Provided text:
========================================================================

During the early phases of a SAP transformation, a business will also accumulate knowledge it can use to accelerate later phases. Rolling out S/4HANA in one region, for example, may generate insight into the skills gaps that will be present in others, allowing them to be addressed in advance.

Both a company’s changing circumstances and its growing expertise should continually inform its SAP and business-transformation strategy. Best practice is to create a project workstream that regularly reviews:

  • The overall vision. Does it still reflect where we want to be?
  • The anticipated outcomes. Are these still relevant? Are we on track to achieve them?
  • Ongoing transformation activities. Are they still aligned with our overall vision? How can they be optimized, based on where we are and what we’ve learned?

Proactively managing the change

The scale of the change management challenge presented by SAP transformation is easily obscured when it’s seen as an IT project alone. Simply stepping back to view the larger business transformation picture helps Chemicals and Life Sciences companies to snap it into focus.

A strategic move to S/4HANA inevitably involves the implementation of new processes and the adaptation of existing ones. Some tasks will be automated. Others may be transferred from one department to another.

When presented with these new ways of working, Chemicals and Life Sciences companies – like any other business staffed by human beings – can be slow to adapt. Success depends on devoting sufficient time and resources to change management:

  • Understanding existing processes and workplaces
  • Engaging stakeholders at every level of the business
  • Actively driving adoption

Prioritizing innovation effectively

Chemicals and Life Sciences leaders are, like those in other industries, under increasing pressure to demonstrate successful applications of AI. Many, however, view SAP transformation as the more urgent priority – and for good reason.

S/4HANA migration drives businesses to review their master data, reduce duplication, and improve consistency. It also surfaces new opportunities for process optimization and automation. As such, it creates a more solid foundation for AI.

========================================================================

Work instructions: Could you write what comes next in the SAP transformation text, picking up after its last sentence?

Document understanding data
========================================================================

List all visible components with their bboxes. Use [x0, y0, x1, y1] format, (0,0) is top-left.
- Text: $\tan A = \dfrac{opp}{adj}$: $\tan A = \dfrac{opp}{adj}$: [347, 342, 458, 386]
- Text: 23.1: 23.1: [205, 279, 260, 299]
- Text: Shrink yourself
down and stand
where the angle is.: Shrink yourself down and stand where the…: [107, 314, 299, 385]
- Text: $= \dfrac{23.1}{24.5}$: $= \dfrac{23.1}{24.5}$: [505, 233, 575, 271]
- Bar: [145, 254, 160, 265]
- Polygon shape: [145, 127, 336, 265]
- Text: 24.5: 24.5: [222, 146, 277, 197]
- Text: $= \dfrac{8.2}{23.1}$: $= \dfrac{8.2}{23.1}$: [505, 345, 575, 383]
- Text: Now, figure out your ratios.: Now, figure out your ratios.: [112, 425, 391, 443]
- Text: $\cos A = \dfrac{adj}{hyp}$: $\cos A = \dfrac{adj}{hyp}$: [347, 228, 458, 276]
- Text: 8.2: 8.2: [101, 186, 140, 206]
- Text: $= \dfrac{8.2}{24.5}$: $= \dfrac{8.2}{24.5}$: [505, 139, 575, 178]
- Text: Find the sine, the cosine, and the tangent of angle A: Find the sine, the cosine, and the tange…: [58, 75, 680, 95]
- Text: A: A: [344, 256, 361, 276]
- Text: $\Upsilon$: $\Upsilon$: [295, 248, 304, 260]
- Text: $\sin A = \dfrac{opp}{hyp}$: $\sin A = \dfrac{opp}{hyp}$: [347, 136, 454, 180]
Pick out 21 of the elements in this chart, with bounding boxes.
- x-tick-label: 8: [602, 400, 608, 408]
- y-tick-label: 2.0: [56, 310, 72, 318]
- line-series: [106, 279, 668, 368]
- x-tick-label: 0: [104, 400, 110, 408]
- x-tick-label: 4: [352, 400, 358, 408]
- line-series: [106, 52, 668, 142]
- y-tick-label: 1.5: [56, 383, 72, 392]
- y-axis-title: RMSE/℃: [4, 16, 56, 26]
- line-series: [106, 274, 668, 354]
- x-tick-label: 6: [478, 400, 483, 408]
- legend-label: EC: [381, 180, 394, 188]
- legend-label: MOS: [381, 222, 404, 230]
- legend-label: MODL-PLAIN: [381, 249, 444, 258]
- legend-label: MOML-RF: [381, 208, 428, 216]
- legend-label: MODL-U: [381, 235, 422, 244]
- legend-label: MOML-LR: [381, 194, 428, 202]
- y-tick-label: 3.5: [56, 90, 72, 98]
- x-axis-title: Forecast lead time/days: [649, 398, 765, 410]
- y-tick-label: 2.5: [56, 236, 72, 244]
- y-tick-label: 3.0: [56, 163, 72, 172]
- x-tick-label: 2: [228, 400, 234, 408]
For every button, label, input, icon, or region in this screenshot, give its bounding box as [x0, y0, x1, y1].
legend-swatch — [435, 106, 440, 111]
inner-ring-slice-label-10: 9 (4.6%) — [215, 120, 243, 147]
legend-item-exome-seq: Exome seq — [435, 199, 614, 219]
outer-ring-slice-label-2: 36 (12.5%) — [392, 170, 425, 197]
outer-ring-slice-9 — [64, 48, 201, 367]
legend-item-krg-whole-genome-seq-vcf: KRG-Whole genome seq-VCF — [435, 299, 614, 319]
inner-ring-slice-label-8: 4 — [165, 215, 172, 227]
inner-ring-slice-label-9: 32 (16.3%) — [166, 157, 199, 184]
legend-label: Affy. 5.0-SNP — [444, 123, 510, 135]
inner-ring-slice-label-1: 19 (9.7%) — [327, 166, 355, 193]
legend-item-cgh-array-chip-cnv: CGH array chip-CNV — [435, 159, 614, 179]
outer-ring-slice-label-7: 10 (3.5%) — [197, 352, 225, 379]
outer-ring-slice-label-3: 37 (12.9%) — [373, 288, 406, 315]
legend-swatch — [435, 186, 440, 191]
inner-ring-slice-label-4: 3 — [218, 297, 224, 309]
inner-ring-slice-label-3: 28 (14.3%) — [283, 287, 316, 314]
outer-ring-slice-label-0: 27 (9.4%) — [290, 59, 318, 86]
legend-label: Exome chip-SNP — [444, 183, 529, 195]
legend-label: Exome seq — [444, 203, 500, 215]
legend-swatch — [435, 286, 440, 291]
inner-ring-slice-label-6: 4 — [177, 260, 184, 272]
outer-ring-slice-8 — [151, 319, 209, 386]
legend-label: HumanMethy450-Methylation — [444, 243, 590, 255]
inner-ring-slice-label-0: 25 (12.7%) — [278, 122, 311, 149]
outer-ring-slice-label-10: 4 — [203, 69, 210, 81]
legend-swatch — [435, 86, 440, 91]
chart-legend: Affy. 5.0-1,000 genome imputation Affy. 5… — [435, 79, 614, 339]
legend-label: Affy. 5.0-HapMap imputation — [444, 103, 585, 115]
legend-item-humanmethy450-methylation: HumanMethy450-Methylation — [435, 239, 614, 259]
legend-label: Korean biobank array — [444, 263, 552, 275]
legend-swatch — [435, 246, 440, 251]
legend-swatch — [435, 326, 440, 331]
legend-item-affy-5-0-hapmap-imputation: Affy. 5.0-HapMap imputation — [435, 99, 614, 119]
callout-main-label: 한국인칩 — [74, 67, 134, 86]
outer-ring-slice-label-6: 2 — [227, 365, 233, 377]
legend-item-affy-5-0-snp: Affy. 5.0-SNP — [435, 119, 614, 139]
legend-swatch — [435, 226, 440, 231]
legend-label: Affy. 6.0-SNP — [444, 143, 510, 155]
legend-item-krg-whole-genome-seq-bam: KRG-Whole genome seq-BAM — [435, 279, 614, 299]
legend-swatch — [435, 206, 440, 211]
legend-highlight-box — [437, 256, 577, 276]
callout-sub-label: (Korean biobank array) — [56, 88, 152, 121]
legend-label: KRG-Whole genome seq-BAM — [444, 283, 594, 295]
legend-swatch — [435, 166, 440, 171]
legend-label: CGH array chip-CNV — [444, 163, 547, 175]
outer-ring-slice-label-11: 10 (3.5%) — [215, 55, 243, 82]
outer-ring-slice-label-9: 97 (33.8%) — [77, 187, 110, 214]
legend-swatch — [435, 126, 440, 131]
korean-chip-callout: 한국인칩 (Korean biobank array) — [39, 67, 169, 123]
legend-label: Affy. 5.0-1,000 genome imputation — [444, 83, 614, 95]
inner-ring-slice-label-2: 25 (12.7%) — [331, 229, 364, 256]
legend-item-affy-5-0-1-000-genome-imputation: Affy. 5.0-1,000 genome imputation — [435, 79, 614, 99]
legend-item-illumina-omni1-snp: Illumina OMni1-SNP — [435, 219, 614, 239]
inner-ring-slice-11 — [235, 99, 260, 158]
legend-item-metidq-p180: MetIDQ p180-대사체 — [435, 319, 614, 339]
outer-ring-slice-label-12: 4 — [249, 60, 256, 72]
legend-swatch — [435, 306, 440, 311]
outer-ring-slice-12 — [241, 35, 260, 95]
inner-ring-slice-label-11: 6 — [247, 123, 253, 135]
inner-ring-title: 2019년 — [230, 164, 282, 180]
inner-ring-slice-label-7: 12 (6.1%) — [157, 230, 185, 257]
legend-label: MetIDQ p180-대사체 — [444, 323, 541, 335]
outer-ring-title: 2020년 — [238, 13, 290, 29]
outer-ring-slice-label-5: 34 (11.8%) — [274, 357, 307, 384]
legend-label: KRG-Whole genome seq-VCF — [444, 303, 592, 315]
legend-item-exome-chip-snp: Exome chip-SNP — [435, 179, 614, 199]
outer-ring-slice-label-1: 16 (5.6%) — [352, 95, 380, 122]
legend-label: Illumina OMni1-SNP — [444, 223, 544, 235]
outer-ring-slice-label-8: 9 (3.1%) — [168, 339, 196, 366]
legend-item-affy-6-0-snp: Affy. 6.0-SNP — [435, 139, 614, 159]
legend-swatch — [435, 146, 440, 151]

========================================================================

Response to this exercise:
The need for this foundation is clear. In 2025, a BearingPoint study of C-suite executives worldwide found that only 5% of Chemicals, Life Sciences, and Resources companies have fully integrated AI projects.4 In another BearingPoint study, the majority of Chemical and Life Sciences respondents cited data quality and availability as the top barrier to AI transformation.5

Amid inevitable pressure from the board to divert time and energy to AI, business leaders must keep SAP transformation as their primary focus. They should develop their AI strategy in parallel – and in the knowledge that, as they modernize their ERP system and data model, they are creating the conditions for AI’s success.

The rewards: New opportunities and competitive advantage

S/4HANA migration compels Chemicals and Life Sciences companies to review systems and processes they may not have touched for a very long time. Some of these systems or processes will have been steadfastly delivering value, others will have been gathering dust – and others will have been contributing to longstanding issues, such as operational inefficiency or poor data hygiene.

 When a company establishes a strong vision of its desired future state before conducting this business-wide inventory, the unavoidable exercise becomes a potent catalyst for strategic transformation. Opportunities are unlocked – from the development of shared services, to the successful standardization and automation of global business processes. What’s more, companies that keep a constant eye on change management and delivery optimization are likely to complete their SAP transformation faster.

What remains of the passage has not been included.